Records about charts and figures
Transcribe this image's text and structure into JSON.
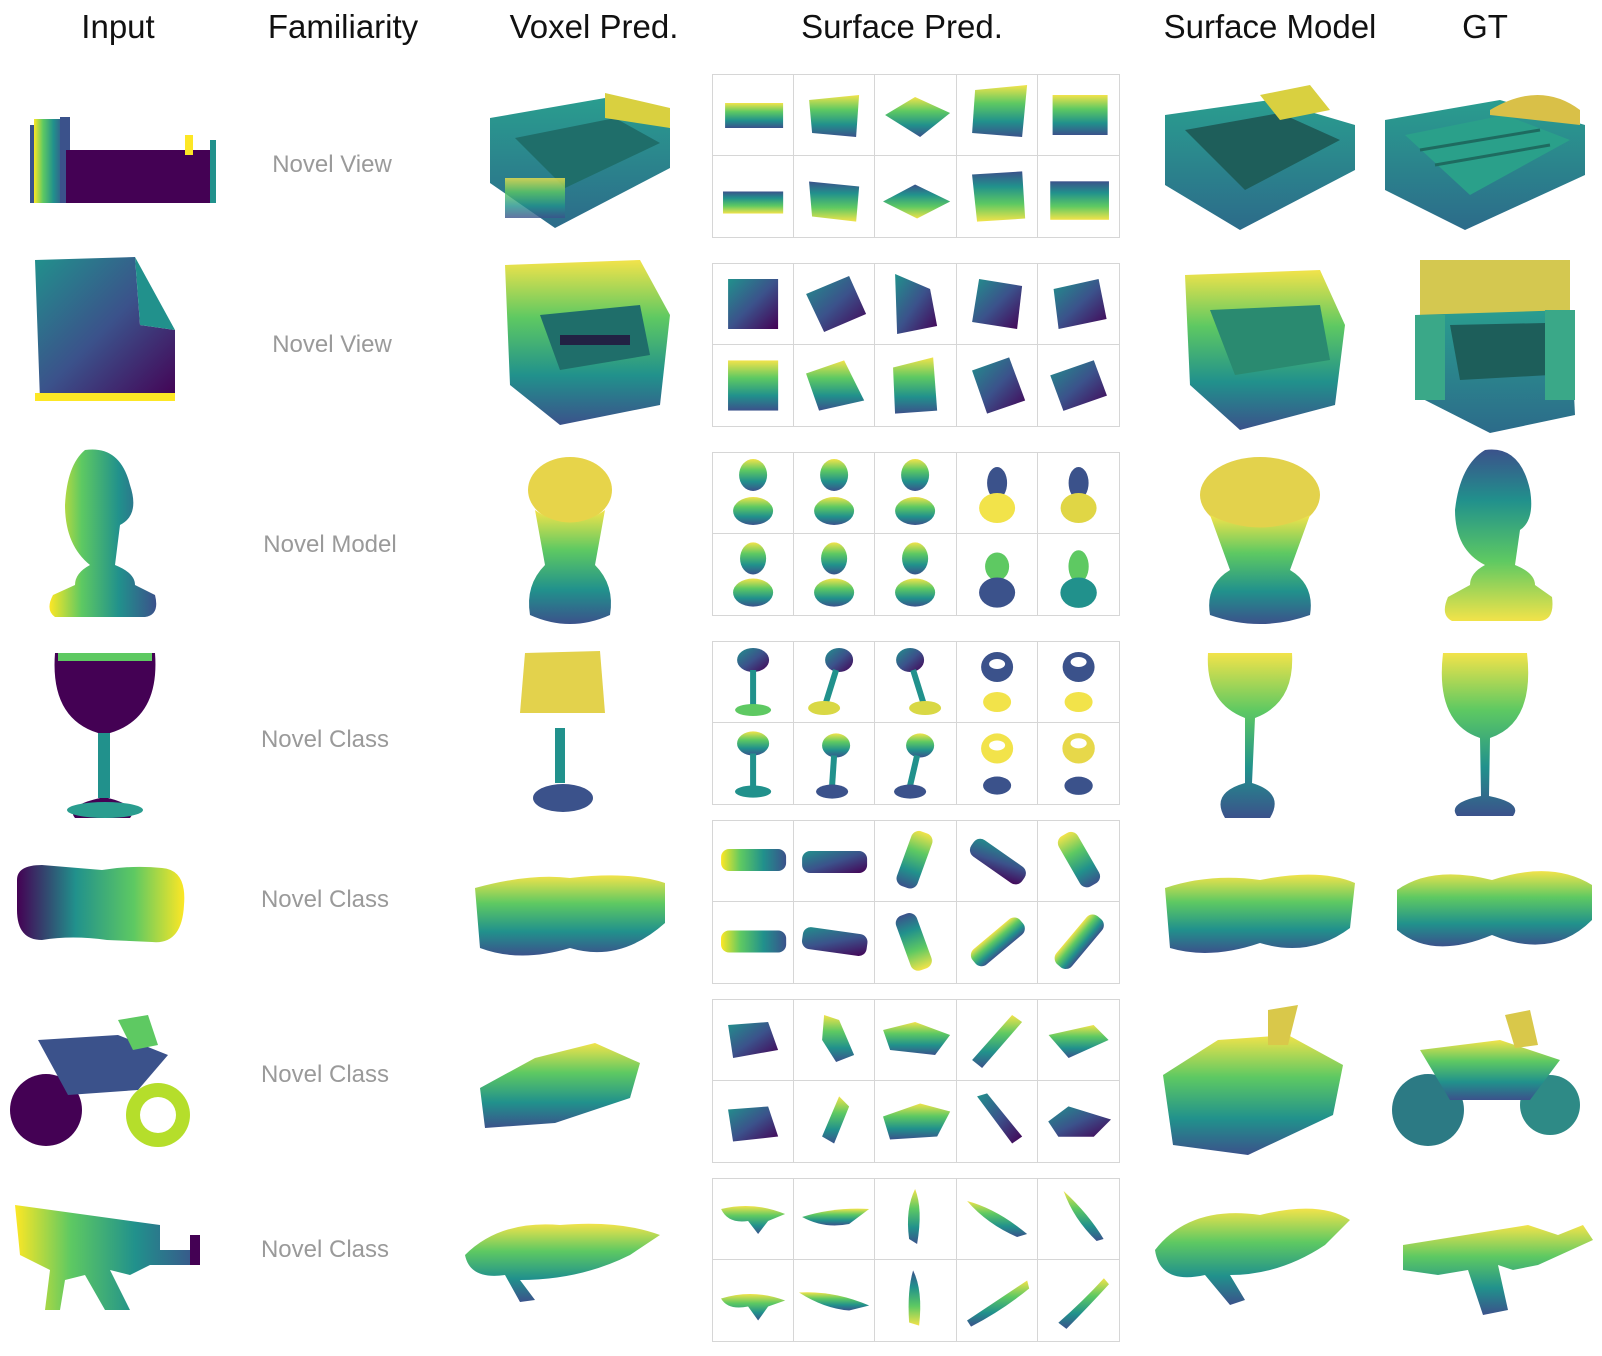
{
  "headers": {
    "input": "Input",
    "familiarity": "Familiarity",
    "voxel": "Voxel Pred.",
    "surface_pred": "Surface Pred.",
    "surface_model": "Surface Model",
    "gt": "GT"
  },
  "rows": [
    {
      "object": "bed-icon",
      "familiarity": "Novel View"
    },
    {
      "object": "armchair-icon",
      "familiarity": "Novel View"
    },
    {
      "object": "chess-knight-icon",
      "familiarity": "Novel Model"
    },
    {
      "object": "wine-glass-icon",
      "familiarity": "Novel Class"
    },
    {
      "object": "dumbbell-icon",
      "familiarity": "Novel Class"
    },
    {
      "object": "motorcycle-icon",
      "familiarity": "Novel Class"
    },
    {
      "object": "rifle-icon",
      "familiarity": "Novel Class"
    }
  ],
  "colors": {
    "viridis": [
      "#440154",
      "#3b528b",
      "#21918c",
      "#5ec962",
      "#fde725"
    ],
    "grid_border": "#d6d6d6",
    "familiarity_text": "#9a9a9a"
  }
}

▶ [Your objective]
Give the data again exactly as written, with all pictures left out.

▶ [The response]
Transcribe this image's text and structure into JSON.
{
  "headers": {
    "input": "Input",
    "familiarity": "Familiarity",
    "voxel": "Voxel Pred.",
    "surface_pred": "Surface Pred.",
    "surface_model": "Surface Model",
    "gt": "GT"
  },
  "rows": [
    {
      "object": "bed-icon",
      "familiarity": "Novel View"
    },
    {
      "object": "armchair-icon",
      "familiarity": "Novel View"
    },
    {
      "object": "chess-knight-icon",
      "familiarity": "Novel Model"
    },
    {
      "object": "wine-glass-icon",
      "familiarity": "Novel Class"
    },
    {
      "object": "dumbbell-icon",
      "familiarity": "Novel Class"
    },
    {
      "object": "motorcycle-icon",
      "familiarity": "Novel Class"
    },
    {
      "object": "rifle-icon",
      "familiarity": "Novel Class"
    }
  ],
  "colors": {
    "viridis": [
      "#440154",
      "#3b528b",
      "#21918c",
      "#5ec962",
      "#fde725"
    ],
    "grid_border": "#d6d6d6",
    "familiarity_text": "#9a9a9a"
  }
}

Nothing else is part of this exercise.